= WHAT YOU ARE ASKED TO DO =
Print each of the entries exactly, leaving nothing out.
## Begin
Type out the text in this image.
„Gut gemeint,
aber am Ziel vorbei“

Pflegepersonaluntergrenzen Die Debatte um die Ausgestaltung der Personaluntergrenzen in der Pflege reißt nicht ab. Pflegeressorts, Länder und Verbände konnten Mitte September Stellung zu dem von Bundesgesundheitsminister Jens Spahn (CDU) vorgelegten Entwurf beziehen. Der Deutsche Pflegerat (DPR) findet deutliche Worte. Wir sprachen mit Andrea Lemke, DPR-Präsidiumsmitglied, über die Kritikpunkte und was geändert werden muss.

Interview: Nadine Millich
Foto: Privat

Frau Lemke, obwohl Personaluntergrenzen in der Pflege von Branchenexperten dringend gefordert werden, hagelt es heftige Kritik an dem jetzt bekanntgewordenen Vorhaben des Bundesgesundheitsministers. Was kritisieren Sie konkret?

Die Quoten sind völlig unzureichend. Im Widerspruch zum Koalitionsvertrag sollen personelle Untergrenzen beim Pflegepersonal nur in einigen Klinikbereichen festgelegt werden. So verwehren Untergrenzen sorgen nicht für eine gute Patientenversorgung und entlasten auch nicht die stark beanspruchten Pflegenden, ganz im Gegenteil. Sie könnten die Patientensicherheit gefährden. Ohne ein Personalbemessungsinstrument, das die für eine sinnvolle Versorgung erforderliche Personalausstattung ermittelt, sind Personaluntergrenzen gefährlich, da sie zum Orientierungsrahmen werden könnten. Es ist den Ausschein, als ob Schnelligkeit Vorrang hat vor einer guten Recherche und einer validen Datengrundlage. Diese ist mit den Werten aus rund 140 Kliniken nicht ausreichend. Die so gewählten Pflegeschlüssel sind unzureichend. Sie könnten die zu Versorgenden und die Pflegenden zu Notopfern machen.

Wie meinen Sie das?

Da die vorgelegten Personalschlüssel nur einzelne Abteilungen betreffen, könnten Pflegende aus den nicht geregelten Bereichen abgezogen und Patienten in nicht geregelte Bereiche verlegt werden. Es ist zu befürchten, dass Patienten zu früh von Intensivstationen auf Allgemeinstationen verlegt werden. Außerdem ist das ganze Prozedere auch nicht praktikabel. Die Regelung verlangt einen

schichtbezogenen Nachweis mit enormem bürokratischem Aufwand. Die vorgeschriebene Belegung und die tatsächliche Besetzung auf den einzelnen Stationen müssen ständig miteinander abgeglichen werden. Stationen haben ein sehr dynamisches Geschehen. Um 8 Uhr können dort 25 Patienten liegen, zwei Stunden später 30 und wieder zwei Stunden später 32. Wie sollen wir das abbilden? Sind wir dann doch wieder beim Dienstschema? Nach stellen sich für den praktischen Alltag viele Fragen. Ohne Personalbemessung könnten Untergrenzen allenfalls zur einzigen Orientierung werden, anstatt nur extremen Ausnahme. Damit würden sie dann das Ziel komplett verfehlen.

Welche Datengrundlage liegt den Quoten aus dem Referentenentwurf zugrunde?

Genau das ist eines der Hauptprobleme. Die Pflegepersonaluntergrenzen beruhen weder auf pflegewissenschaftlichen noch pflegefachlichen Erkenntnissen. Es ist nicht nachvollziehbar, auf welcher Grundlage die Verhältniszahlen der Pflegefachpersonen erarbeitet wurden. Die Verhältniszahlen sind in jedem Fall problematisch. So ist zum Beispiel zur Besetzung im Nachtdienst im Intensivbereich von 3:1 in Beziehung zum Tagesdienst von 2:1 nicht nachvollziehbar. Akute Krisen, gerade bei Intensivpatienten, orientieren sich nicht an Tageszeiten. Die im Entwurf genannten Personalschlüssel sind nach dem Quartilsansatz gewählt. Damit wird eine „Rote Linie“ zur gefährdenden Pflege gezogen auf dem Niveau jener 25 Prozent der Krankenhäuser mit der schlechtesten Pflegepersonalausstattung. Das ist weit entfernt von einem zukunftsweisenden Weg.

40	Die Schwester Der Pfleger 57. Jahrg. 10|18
## End
= RESPONSE TO THIS EXERCISE =
Type out the text in this image.
„Gut gemeint,
aber am Ziel vorbei“

Pflegepersonaluntergrenzen Die Debatte um die Ausgestaltung der Personaluntergrenzen in der Pflege reißt nicht ab. Pflegeressorts, Länder und Verbände konnten Mitte September Stellung zu dem von Bundesgesundheitsminister Jens Spahn (CDU) vorgelegten Entwurf beziehen. Der Deutsche Pflegerat (DPR) findet deutliche Worte. Wir sprachen mit Andrea Lemke, DPR-Präsidiumsmitglied, über die Kritikpunkte und was geändert werden muss.

Interview: Nadine Millich
Foto: Privat

Frau Lemke, obwohl Personaluntergrenzen in der Pflege von Branchenexperten dringend gefordert werden, hagelt es heftige Kritik an dem jetzt bekanntgewordenen Vorhaben des Bundesgesundheitsministers. Was kritisieren Sie konkret?

Die Quoten sind völlig unzureichend. Im Widerspruch zum Koalitionsvertrag sollen personelle Untergrenzen beim Pflegepersonal nur in einigen Klinikbereichen festgelegt werden. So verwehren Untergrenzen sorgen nicht für eine gute Patientenversorgung und entlasten auch nicht die stark beanspruchten Pflegenden, ganz im Gegenteil. Sie könnten die Patientensicherheit gefährden. Ohne ein Personalbemessungsinstrument, das die für eine sinnvolle Versorgung erforderliche Personalausstattung ermittelt, sind Personaluntergrenzen gefährlich, da sie zum Orientierungsrahmen werden könnten. Es ist den Ausschein, als ob Schnelligkeit Vorrang hat vor einer guten Recherche und einer validen Datengrundlage. Diese ist mit den Werten aus rund 140 Kliniken nicht ausreichend. Die so gewählten Pflegeschlüssel sind unzureichend. Sie könnten die zu Versorgenden und die Pflegenden zu Notopfern machen.

Wie meinen Sie das?

Da die vorgelegten Personalschlüssel nur einzelne Abteilungen betreffen, könnten Pflegende aus den nicht geregelten Bereichen abgezogen und Patienten in nicht geregelte Bereiche verlegt werden. Es ist zu befürchten, dass Patienten zu früh von Intensivstationen auf Allgemeinstationen verlegt werden. Außerdem ist das ganze Prozedere auch nicht praktikabel. Die Regelung verlangt einen

schichtbezogenen Nachweis mit enormem bürokratischem Aufwand. Die vorgeschriebene Belegung und die tatsächliche Besetzung auf den einzelnen Stationen müssen ständig miteinander abgeglichen werden. Stationen haben ein sehr dynamisches Geschehen. Um 8 Uhr können dort 25 Patienten liegen, zwei Stunden später 30 und wieder zwei Stunden später 32. Wie sollen wir das abbilden? Sind wir dann doch wieder beim Dienstschema? Nach stellen sich für den praktischen Alltag viele Fragen. Ohne Personalbemessung könnten Untergrenzen allenfalls zur einzigen Orientierung werden, anstatt nur extremen Ausnahme. Damit würden sie dann das Ziel komplett verfehlen.

Welche Datengrundlage liegt den Quoten aus dem Referentenentwurf zugrunde?

Genau das ist eines der Hauptprobleme. Die Pflegepersonaluntergrenzen beruhen weder auf pflegewissenschaftlichen noch pflegefachlichen Erkenntnissen. Es ist nicht nachvollziehbar, auf welcher Grundlage die Verhältniszahlen der Pflegefachpersonen erarbeitet wurden. Die Verhältniszahlen sind in jedem Fall problematisch. So ist zum Beispiel zur Besetzung im Nachtdienst im Intensivbereich von 3:1 in Beziehung zum Tagesdienst von 2:1 nicht nachvollziehbar. Akute Krisen, gerade bei Intensivpatienten, orientieren sich nicht an Tageszeiten. Die im Entwurf genannten Personalschlüssel sind nach dem Quartilsansatz gewählt. Damit wird eine „Rote Linie“ zur gefährdenden Pflege gezogen auf dem Niveau jener 25 Prozent der Krankenhäuser mit der schlechtesten Pflegepersonalausstattung. Das ist weit entfernt von einem zukunftsweisenden Weg.

40	Die Schwester Der Pfleger 57. Jahrg. 10|18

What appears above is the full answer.